Goal:
Output every entry exactly, from the first line to the last.

Given data:
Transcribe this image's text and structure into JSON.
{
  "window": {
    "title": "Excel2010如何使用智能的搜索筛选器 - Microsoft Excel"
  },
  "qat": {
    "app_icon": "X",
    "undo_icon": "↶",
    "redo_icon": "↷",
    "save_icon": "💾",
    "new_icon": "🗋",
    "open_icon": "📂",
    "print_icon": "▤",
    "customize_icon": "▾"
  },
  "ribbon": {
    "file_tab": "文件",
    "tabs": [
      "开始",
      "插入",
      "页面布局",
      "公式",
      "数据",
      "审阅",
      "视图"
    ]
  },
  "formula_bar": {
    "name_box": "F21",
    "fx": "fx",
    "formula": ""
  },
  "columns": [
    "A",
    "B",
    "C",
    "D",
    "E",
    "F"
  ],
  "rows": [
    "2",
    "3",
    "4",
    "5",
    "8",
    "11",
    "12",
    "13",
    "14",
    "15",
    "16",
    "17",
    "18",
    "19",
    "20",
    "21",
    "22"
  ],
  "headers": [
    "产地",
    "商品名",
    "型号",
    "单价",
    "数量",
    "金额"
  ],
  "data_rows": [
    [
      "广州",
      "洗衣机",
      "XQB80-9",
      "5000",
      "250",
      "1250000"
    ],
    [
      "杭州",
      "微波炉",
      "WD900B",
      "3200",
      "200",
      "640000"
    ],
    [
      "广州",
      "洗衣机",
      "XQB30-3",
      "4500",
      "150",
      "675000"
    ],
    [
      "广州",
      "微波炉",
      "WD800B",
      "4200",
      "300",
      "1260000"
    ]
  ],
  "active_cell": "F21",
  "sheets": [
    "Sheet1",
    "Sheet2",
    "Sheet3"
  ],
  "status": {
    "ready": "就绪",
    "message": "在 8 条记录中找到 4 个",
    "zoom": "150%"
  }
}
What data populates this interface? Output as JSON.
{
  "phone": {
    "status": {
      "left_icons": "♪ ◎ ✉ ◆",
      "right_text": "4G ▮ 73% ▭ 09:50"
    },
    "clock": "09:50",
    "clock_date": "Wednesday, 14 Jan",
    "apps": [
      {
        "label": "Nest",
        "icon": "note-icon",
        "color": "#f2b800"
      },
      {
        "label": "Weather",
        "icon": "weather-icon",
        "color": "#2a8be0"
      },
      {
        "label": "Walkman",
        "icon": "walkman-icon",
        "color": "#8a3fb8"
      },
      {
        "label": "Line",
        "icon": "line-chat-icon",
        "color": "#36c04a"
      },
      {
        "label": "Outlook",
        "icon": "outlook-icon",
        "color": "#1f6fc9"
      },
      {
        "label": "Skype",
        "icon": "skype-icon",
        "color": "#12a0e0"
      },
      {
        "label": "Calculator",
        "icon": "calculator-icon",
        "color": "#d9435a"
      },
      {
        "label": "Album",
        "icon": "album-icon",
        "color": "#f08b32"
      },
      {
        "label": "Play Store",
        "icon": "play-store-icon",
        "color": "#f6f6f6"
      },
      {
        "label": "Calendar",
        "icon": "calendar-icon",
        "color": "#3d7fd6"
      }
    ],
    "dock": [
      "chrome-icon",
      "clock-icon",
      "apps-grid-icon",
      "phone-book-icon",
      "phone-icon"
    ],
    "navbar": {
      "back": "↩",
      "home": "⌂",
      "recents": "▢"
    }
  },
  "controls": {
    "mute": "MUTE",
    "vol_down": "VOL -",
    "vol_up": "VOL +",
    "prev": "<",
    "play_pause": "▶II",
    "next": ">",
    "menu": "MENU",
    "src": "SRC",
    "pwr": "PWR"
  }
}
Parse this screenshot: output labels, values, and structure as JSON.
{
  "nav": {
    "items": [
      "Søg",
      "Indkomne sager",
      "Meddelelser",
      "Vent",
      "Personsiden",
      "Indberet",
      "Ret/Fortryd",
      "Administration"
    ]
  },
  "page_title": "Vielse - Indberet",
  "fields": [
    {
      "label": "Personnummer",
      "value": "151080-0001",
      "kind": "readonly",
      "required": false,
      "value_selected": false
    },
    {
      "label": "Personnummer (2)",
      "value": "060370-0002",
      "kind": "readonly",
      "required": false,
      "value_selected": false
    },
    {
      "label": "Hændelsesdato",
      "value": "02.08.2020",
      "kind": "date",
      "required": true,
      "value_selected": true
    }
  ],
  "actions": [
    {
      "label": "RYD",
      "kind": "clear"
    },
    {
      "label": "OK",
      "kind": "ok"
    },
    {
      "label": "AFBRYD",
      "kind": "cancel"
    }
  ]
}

Output for this exercise:
Transcribe this image's text and structure into JSON.
{
  "window": {
    "title": "Excel2010如何使用智能的搜索筛选器 - Microsoft Excel"
  },
  "qat": {
    "app_icon": "X",
    "undo_icon": "↶",
    "redo_icon": "↷",
    "save_icon": "💾",
    "new_icon": "🗋",
    "open_icon": "📂",
    "print_icon": "▤",
    "customize_icon": "▾"
  },
  "ribbon": {
    "file_tab": "文件",
    "tabs": [
      "开始",
      "插入",
      "页面布局",
      "公式",
      "数据",
      "审阅",
      "视图"
    ]
  },
  "formula_bar": {
    "name_box": "F21",
    "fx": "fx",
    "formula": ""
  },
  "columns": [
    "A",
    "B",
    "C",
    "D",
    "E",
    "F"
  ],
  "rows": [
    "2",
    "3",
    "4",
    "5",
    "8",
    "11",
    "12",
    "13",
    "14",
    "15",
    "16",
    "17",
    "18",
    "19",
    "20",
    "21",
    "22"
  ],
  "headers": [
    "产地",
    "商品名",
    "型号",
    "单价",
    "数量",
    "金额"
  ],
  "data_rows": [
    [
      "广州",
      "洗衣机",
      "XQB80-9",
      "5000",
      "250",
      "1250000"
    ],
    [
      "杭州",
      "微波炉",
      "WD900B",
      "3200",
      "200",
      "640000"
    ],
    [
      "广州",
      "洗衣机",
      "XQB30-3",
      "4500",
      "150",
      "675000"
    ],
    [
      "广州",
      "微波炉",
      "WD800B",
      "4200",
      "300",
      "1260000"
    ]
  ],
  "active_cell": "F21",
  "sheets": [
    "Sheet1",
    "Sheet2",
    "Sheet3"
  ],
  "status": {
    "ready": "就绪",
    "message": "在 8 条记录中找到 4 个",
    "zoom": "150%"
  }
}
What data populates this interface? Output as JSON.
{
  "phone": {
    "status": {
      "left_icons": "♪ ◎ ✉ ◆",
      "right_text": "4G ▮ 73% ▭ 09:50"
    },
    "clock": "09:50",
    "clock_date": "Wednesday, 14 Jan",
    "apps": [
      {
        "label": "Nest",
        "icon": "note-icon",
        "color": "#f2b800"
      },
      {
        "label": "Weather",
        "icon": "weather-icon",
        "color": "#2a8be0"
      },
      {
        "label": "Walkman",
        "icon": "walkman-icon",
        "color": "#8a3fb8"
      },
      {
        "label": "Line",
        "icon": "line-chat-icon",
        "color": "#36c04a"
      },
      {
        "label": "Outlook",
        "icon": "outlook-icon",
        "color": "#1f6fc9"
      },
      {
        "label": "Skype",
        "icon": "skype-icon",
        "color": "#12a0e0"
      },
      {
        "label": "Calculator",
        "icon": "calculator-icon",
        "color": "#d9435a"
      },
      {
        "label": "Album",
        "icon": "album-icon",
        "color": "#f08b32"
      },
      {
        "label": "Play Store",
        "icon": "play-store-icon",
        "color": "#f6f6f6"
      },
      {
        "label": "Calendar",
        "icon": "calendar-icon",
        "color": "#3d7fd6"
      }
    ],
    "dock": [
      "chrome-icon",
      "clock-icon",
      "apps-grid-icon",
      "phone-book-icon",
      "phone-icon"
    ],
    "navbar": {
      "back": "↩",
      "home": "⌂",
      "recents": "▢"
    }
  },
  "controls": {
    "mute": "MUTE",
    "vol_down": "VOL -",
    "vol_up": "VOL +",
    "prev": "<",
    "play_pause": "▶II",
    "next": ">",
    "menu": "MENU",
    "src": "SRC",
    "pwr": "PWR"
  }
}
Parse this screenshot: output labels, values, and structure as JSON.
{
  "nav": {
    "items": [
      "Søg",
      "Indkomne sager",
      "Meddelelser",
      "Vent",
      "Personsiden",
      "Indberet",
      "Ret/Fortryd",
      "Administration"
    ]
  },
  "page_title": "Vielse - Indberet",
  "fields": [
    {
      "label": "Personnummer",
      "value": "151080-0001",
      "kind": "readonly",
      "required": false,
      "value_selected": false
    },
    {
      "label": "Personnummer (2)",
      "value": "060370-0002",
      "kind": "readonly",
      "required": false,
      "value_selected": false
    },
    {
      "label": "Hændelsesdato",
      "value": "02.08.2020",
      "kind": "date",
      "required": true,
      "value_selected": true
    }
  ],
  "actions": [
    {
      "label": "RYD",
      "kind": "clear"
    },
    {
      "label": "OK",
      "kind": "ok"
    },
    {
      "label": "AFBRYD",
      "kind": "cancel"
    }
  ]
}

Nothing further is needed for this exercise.